- **Given request**
Return each line that holds the word "selected".
-- begin --
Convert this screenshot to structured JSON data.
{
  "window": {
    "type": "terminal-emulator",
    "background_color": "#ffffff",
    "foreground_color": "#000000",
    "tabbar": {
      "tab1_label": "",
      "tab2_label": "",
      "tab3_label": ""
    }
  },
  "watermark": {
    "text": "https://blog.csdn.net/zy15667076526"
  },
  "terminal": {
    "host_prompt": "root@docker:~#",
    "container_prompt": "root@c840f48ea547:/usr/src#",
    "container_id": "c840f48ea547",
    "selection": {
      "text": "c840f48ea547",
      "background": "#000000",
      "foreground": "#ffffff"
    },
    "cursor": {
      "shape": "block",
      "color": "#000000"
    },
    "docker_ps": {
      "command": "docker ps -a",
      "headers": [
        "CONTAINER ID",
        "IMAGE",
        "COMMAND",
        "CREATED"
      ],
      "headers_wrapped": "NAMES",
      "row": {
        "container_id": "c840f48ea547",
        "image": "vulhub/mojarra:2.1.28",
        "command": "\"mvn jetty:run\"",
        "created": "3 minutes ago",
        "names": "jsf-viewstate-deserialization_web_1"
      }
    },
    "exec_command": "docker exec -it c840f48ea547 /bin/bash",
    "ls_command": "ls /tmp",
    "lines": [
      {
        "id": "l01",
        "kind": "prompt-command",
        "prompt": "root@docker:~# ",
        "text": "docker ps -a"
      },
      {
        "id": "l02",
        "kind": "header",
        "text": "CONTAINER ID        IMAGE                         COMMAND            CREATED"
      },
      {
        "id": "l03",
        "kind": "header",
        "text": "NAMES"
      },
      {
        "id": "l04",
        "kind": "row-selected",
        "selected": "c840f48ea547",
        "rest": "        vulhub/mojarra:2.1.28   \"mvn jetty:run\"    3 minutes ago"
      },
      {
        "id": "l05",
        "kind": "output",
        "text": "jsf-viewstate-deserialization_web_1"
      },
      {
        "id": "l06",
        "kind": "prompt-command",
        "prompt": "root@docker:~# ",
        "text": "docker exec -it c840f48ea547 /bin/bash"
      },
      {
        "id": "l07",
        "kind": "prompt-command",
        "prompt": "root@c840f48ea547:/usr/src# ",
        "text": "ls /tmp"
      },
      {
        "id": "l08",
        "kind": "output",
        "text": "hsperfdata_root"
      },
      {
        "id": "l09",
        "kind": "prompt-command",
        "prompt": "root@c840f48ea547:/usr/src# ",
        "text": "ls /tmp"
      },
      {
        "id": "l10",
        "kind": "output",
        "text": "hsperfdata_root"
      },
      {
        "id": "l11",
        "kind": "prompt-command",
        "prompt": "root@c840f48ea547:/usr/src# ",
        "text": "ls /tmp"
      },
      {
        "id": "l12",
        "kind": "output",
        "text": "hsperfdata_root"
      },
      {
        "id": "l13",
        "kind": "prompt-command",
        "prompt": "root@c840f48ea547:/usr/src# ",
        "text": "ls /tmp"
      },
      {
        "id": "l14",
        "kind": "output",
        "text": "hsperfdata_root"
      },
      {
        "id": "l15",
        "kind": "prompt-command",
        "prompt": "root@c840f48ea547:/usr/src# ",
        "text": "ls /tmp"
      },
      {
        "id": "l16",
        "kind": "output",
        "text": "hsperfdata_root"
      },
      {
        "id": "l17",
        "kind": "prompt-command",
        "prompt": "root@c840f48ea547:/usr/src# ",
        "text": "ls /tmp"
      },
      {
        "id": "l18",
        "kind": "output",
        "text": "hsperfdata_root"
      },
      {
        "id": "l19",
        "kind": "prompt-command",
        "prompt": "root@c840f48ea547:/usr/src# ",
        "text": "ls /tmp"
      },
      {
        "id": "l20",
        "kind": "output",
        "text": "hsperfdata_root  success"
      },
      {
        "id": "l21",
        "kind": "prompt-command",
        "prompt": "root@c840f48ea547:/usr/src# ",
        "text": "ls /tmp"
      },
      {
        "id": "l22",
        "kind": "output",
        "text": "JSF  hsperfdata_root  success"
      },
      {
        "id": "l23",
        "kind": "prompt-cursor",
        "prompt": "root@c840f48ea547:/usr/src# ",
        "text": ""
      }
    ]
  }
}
-- end --
- **Answer to this problem**
        "kind": "row-selected",
        "selected": "c840f48ea547",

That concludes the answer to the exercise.